» EXTRAIT DU DOCUMENT:
L’épidémie de covid-19 est une crise sanitaire et économique majeure qui remet en cause les principes même de mondialisation et de globalisation. Comment faire en sorte que nos systèmes économiques mondiaux et interdépendants soient plus adaptés à ce type de crises ?
«.. le jour d’après, quand nous aurons gagné, ce ne sera pas un retour au jour d’avant ». Cette phrase prononcée le 16 Mars 2020 par le Président de la République suppose un changement de nos analyses et de nos comportements dans de nombreux domaines où nous étions sans doute allés trop loin. C’est particulièrement le cas dans celui de la mondialisation ou de la globalisation, qui ont pu exploser grâce à la diminution rapide des coûts de transport. Mais que les coûts de transport deviennent tout à coup infinis, et tout s’arrête. C’est ce qui nous est arrivé, l’épidémie de coronavirus jouant le rôle de coupe-circuit. Nous nous rendons compte que nous sommes tous dépendants.
Repenser la demande
Que faire le jour d’après ? Certainement pas se replier et fermer nos frontières, ce serait revenir au Moyen-âge. Mais il faut contrôler la globalisation tout comme la mondialisation. Il est possible de résoudre la plupart des pénuries par une diminution de la demande, de nombreuses consommations non essentielles pouvant être réduites, voire supprimées sans nuire profondément à notre qualité de vie et surtout à notre vie. Une première réflexion individuelle sur nos comportements de consommation de ces biens serait donc salutaire.

» DONNÉES À EXAMINER:
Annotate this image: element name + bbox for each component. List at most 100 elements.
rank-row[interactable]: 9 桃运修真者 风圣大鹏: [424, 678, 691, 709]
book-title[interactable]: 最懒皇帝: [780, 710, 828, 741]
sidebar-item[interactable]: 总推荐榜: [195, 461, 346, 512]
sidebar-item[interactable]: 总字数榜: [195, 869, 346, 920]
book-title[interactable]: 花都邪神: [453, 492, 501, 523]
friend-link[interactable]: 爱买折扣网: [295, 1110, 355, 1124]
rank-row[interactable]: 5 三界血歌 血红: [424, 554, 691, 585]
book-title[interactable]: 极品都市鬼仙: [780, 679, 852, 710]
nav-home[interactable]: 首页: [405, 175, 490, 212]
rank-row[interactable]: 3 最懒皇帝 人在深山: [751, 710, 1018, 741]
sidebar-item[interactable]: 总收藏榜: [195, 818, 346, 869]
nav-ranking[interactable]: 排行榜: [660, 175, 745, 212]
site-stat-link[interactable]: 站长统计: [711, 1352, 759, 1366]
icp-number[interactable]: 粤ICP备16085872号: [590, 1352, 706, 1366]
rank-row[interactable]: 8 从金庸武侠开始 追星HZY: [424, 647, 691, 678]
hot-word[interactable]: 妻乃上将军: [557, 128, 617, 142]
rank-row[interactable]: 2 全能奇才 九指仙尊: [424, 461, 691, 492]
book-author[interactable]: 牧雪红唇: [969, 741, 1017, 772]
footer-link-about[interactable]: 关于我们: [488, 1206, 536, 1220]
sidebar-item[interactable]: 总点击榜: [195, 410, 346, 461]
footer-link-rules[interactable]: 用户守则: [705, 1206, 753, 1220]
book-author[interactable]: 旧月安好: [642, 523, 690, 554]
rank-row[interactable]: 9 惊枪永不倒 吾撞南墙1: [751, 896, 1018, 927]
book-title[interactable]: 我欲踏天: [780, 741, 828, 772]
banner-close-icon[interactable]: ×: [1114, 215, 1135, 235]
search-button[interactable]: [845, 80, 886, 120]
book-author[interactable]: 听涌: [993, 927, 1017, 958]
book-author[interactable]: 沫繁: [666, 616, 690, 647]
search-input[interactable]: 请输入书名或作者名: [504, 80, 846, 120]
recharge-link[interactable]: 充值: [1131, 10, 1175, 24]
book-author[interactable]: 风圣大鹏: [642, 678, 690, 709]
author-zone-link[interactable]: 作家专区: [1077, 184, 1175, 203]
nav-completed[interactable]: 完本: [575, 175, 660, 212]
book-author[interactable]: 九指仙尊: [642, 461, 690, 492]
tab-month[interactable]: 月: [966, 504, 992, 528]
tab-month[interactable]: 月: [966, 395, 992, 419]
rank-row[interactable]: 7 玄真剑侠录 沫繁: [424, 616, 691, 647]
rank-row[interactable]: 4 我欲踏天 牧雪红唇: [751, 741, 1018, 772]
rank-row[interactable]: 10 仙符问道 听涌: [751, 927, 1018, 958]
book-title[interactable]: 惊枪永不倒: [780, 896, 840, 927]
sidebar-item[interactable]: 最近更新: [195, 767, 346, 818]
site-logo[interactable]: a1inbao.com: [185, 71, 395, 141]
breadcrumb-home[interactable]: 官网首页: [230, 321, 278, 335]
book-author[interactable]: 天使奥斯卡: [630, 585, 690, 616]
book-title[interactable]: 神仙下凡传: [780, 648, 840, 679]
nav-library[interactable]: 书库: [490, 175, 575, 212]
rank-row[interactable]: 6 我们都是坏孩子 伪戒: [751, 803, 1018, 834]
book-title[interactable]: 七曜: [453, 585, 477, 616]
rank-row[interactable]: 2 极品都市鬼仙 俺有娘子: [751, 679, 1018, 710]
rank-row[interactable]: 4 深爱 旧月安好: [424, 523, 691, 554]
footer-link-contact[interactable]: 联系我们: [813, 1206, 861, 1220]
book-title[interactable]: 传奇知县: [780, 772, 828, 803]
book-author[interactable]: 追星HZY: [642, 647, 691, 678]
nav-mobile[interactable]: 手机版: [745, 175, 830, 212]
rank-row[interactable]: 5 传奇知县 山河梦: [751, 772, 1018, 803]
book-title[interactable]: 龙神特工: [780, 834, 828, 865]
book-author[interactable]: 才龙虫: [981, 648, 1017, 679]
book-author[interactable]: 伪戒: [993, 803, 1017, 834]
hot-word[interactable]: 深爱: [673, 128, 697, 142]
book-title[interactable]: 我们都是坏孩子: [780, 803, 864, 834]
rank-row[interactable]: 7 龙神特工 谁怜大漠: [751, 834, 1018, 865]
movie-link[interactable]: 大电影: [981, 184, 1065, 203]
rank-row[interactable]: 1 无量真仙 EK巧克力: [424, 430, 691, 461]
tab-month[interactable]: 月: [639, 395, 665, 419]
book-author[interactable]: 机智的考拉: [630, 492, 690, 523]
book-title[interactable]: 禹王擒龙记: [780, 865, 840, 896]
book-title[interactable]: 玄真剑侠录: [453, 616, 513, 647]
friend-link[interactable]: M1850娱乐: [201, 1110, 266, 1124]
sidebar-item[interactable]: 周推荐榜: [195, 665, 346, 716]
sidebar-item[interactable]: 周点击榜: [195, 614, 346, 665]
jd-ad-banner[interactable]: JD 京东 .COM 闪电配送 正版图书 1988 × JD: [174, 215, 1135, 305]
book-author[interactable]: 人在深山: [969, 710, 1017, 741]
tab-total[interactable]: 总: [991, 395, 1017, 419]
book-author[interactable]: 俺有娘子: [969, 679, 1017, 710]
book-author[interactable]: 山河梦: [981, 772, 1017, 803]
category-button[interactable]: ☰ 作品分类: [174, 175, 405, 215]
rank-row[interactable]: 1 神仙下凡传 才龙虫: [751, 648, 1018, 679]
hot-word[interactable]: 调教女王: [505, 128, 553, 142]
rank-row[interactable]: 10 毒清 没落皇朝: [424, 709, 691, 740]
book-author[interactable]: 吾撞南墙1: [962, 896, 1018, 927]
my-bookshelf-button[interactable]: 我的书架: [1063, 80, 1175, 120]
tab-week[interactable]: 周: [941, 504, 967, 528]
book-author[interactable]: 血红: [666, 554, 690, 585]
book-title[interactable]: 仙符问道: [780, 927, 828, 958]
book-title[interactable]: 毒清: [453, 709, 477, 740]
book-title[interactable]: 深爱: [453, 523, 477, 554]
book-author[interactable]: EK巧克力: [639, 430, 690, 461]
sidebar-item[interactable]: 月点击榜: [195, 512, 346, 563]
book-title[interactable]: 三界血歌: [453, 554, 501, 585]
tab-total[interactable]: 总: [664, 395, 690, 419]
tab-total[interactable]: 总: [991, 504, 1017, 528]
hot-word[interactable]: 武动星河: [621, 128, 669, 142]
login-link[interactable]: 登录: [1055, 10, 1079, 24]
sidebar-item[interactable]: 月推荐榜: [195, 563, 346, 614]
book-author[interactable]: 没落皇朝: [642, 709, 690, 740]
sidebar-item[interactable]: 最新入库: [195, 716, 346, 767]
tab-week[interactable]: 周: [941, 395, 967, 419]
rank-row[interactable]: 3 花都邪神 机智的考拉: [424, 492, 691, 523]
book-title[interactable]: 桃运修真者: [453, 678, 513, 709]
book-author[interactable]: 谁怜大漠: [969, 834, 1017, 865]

» VOS TÂCHES:
**A)** Dans l'extrait sur la mondialisation, relevez dans leur ordre d'apparition tous les verbes à l'infinitif du paragraphe placé sous l'intertitre « Repenser la demande ».
**B)** Recopiez s'il vous plaît le passage de l'extrait sur la mondialisation qui va de « Repenser la demande » jusqu'à « serait donc salutaire. » inclus.

» SOLUTIONS DANS L'ORDRE:
**A)** faire, se replier, fermer, revenir, contrôler, résoudre, être, nuire

**B)**
Repenser la demande
Que faire le jour d’après ? Certainement pas se replier et fermer nos frontières, ce serait revenir au Moyen-âge. Mais il faut contrôler la globalisation tout comme la mondialisation. Il est possible de résoudre la plupart des pénuries par une diminution de la demande, de nombreuses consommations non essentielles pouvant être réduites, voire supprimées sans nuire profondément à notre qualité de vie et surtout à notre vie. Une première réflexion individuelle sur nos comportements de consommation de ces biens serait donc salutaire.